| EXERCISE TASK |
Read the lines below and count those that have the word "Dollar". Respond with the number only.

━━━━━ EXERCISE INPUT

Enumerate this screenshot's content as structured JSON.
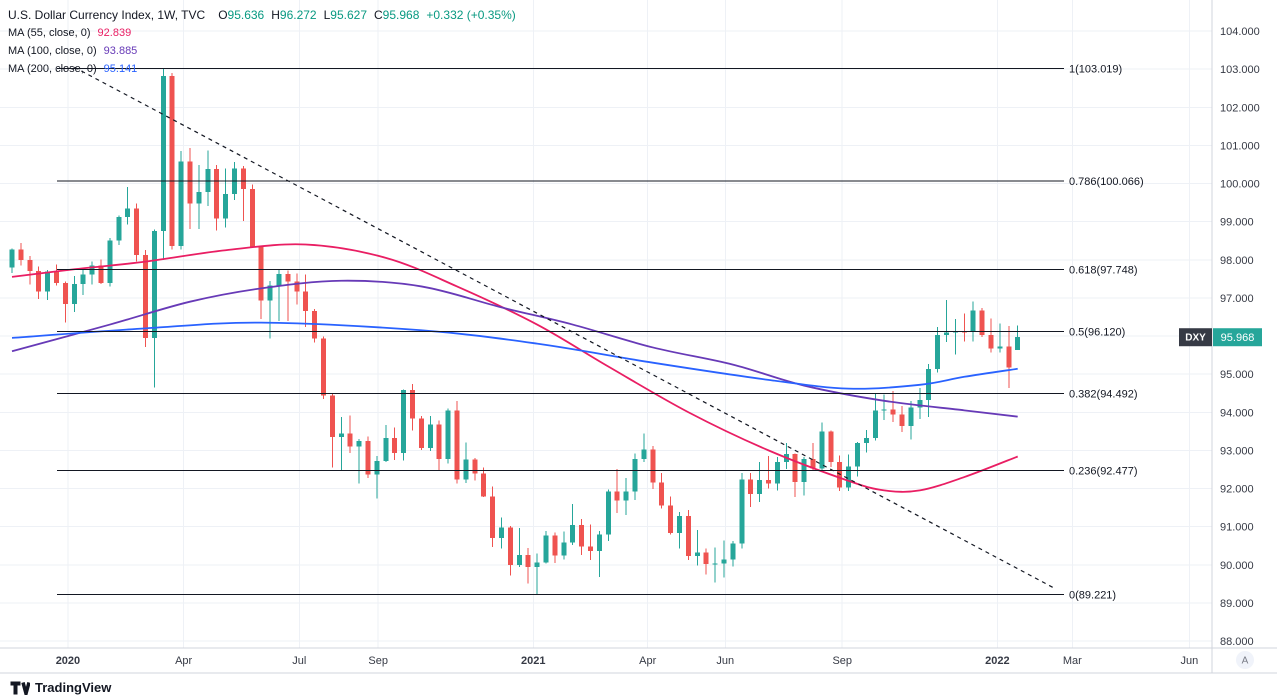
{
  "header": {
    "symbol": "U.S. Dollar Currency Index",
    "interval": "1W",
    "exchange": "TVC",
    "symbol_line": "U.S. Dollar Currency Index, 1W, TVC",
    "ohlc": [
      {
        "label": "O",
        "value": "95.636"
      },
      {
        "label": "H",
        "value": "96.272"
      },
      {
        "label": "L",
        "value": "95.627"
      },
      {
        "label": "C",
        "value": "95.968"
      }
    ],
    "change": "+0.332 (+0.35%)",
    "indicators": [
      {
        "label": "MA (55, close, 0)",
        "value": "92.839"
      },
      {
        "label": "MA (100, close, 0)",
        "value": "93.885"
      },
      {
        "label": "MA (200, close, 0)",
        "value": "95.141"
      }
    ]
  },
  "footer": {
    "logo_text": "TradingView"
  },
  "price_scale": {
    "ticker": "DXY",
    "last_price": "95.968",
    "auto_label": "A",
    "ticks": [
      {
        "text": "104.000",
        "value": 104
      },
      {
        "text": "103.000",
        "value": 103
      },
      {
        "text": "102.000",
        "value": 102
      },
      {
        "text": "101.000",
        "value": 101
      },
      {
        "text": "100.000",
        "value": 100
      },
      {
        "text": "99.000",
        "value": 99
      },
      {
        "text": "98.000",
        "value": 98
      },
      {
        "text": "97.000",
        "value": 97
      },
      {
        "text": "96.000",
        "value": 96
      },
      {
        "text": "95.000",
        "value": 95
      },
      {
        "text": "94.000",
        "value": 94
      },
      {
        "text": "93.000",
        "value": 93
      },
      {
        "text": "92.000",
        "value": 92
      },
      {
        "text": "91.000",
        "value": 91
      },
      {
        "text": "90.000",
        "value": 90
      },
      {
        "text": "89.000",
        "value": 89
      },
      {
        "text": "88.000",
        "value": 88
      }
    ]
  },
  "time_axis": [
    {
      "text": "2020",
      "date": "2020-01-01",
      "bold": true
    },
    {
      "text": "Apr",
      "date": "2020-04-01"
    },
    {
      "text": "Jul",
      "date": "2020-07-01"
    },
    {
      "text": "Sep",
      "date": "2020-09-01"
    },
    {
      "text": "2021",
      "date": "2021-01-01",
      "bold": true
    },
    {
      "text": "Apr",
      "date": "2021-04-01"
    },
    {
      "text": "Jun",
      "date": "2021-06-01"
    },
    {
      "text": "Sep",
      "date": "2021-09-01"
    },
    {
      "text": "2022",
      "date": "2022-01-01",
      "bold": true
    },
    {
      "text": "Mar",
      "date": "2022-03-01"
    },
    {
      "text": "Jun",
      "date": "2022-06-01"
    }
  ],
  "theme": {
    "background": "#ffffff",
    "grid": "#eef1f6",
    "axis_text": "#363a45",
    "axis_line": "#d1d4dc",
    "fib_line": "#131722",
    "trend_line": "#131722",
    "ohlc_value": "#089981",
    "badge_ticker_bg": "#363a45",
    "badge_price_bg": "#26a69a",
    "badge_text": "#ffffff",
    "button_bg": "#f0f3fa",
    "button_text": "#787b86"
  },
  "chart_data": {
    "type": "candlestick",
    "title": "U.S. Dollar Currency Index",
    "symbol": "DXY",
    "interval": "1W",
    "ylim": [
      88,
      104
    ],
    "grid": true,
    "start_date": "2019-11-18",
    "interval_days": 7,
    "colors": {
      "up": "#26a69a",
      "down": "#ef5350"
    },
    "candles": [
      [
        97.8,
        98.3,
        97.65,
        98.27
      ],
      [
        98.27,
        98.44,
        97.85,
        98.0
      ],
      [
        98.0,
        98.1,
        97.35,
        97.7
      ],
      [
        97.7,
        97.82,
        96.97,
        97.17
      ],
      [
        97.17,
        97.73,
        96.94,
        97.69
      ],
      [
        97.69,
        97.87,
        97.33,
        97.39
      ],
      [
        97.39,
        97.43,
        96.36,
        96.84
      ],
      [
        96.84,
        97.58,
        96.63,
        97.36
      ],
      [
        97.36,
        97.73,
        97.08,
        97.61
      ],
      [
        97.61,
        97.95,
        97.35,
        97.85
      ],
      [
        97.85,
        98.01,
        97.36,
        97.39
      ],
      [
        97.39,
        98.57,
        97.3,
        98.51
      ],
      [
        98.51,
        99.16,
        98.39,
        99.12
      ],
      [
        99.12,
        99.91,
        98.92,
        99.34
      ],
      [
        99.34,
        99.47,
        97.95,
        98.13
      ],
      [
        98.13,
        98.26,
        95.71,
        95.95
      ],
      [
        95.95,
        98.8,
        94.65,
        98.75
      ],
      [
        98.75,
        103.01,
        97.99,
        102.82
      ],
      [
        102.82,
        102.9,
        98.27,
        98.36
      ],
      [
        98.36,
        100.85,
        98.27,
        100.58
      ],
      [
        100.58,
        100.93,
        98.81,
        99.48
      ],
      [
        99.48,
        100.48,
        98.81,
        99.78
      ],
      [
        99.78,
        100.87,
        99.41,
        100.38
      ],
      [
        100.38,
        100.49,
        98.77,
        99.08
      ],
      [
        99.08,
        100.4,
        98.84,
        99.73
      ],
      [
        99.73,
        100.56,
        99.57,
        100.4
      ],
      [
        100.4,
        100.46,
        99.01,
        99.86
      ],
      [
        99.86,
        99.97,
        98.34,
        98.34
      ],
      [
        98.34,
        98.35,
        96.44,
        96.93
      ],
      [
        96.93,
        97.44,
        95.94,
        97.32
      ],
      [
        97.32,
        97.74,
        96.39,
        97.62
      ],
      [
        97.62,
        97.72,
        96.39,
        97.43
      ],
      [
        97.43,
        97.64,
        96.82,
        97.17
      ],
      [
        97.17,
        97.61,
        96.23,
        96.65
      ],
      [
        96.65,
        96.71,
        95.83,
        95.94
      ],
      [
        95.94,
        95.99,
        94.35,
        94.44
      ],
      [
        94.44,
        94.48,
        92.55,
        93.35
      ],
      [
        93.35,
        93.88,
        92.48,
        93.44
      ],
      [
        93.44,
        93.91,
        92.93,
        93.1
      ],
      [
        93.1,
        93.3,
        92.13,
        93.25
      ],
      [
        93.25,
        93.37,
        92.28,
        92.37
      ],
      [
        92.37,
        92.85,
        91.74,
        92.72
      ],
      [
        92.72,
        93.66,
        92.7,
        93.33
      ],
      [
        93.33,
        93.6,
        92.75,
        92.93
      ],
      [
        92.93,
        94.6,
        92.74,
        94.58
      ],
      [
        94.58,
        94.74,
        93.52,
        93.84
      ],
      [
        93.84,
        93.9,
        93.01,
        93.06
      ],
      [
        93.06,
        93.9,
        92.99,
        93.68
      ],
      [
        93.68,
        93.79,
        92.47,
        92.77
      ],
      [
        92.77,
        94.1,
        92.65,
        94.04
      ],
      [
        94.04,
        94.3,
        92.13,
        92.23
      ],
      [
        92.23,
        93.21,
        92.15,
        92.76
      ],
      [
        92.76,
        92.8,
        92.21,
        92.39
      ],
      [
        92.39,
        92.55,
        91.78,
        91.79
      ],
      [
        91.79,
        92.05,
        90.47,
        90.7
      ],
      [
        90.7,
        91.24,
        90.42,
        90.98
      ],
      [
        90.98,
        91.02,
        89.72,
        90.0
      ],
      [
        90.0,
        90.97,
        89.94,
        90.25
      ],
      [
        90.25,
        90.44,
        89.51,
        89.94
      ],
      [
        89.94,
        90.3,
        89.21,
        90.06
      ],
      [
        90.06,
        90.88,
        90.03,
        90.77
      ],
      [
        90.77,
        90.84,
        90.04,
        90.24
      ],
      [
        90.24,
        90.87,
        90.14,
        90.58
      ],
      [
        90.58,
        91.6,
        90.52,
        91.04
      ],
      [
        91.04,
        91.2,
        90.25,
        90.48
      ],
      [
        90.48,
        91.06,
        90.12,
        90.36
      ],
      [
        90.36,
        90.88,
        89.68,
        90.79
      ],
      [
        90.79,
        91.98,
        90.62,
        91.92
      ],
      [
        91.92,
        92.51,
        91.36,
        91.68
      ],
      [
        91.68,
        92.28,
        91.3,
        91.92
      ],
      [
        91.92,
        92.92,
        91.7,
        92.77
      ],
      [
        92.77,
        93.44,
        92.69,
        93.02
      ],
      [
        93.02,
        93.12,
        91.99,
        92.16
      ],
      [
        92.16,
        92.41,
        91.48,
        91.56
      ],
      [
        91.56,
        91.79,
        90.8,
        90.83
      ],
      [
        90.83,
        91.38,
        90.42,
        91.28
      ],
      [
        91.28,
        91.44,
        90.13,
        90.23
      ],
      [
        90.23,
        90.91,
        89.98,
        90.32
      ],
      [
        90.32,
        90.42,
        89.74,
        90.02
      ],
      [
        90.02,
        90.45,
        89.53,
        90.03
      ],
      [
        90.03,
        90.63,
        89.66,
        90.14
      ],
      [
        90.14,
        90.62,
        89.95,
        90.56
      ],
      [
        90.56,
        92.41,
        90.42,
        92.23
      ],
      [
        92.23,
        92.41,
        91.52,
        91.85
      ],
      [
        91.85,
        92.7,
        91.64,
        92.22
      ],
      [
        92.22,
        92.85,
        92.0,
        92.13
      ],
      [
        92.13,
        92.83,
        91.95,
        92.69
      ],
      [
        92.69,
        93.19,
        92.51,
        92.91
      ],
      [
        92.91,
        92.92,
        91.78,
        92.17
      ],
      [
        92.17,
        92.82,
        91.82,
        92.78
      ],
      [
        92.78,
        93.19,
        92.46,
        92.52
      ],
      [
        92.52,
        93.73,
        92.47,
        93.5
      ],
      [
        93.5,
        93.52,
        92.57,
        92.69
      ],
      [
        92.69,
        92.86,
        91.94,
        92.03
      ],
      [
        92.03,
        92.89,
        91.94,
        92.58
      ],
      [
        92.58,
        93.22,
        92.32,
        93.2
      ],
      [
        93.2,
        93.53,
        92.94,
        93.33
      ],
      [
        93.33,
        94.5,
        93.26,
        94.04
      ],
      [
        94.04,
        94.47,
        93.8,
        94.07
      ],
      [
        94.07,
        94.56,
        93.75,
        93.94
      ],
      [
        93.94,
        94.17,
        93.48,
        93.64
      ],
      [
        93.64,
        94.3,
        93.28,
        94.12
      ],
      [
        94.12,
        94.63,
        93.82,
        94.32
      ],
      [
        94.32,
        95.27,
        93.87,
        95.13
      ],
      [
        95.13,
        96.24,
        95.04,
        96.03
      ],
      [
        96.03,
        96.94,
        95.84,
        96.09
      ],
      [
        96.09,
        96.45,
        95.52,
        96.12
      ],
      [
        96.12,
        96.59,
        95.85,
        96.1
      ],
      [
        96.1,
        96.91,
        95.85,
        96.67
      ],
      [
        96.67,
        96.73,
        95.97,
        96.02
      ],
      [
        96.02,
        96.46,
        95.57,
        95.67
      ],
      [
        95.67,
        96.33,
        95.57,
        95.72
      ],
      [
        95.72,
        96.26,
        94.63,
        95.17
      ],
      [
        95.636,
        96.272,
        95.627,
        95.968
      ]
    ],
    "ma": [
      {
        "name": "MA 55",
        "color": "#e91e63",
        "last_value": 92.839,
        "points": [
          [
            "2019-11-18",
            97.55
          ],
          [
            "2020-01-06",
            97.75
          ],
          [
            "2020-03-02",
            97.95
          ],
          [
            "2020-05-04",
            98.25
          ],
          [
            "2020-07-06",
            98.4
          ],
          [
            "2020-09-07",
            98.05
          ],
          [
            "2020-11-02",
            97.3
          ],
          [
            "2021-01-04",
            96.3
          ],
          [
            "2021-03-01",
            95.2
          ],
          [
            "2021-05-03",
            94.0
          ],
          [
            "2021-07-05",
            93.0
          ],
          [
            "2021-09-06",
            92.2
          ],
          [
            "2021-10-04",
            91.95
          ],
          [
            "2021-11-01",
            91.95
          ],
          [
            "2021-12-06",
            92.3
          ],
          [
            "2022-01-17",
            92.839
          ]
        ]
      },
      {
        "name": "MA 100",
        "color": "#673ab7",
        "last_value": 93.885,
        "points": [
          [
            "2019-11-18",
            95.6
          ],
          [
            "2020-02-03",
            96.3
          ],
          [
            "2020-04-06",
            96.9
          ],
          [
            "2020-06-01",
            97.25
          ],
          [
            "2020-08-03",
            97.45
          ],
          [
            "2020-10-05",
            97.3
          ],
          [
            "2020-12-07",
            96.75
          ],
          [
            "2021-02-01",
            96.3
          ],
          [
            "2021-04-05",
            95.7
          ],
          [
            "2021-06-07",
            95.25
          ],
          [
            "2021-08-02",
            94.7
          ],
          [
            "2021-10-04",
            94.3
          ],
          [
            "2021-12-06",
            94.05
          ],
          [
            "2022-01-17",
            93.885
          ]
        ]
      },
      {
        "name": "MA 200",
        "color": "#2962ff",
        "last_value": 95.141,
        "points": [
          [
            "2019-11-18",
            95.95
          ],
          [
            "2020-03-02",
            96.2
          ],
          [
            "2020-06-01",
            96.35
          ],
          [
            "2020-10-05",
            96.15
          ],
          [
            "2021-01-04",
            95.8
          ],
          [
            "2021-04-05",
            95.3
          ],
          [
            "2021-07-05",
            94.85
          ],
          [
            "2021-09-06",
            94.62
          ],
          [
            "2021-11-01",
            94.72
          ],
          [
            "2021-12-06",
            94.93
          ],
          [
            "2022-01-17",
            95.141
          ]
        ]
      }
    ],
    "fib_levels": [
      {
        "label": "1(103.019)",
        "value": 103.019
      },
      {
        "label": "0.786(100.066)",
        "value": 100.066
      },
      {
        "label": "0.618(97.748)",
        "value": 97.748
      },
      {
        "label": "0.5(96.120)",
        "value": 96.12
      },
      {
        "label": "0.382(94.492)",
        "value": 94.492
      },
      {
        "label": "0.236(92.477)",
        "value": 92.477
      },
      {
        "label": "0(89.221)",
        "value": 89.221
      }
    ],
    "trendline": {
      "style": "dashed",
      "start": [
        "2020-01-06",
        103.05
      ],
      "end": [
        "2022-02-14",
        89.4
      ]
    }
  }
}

━━━━━━━━━━

| ANSWER FOR THE TASK |
3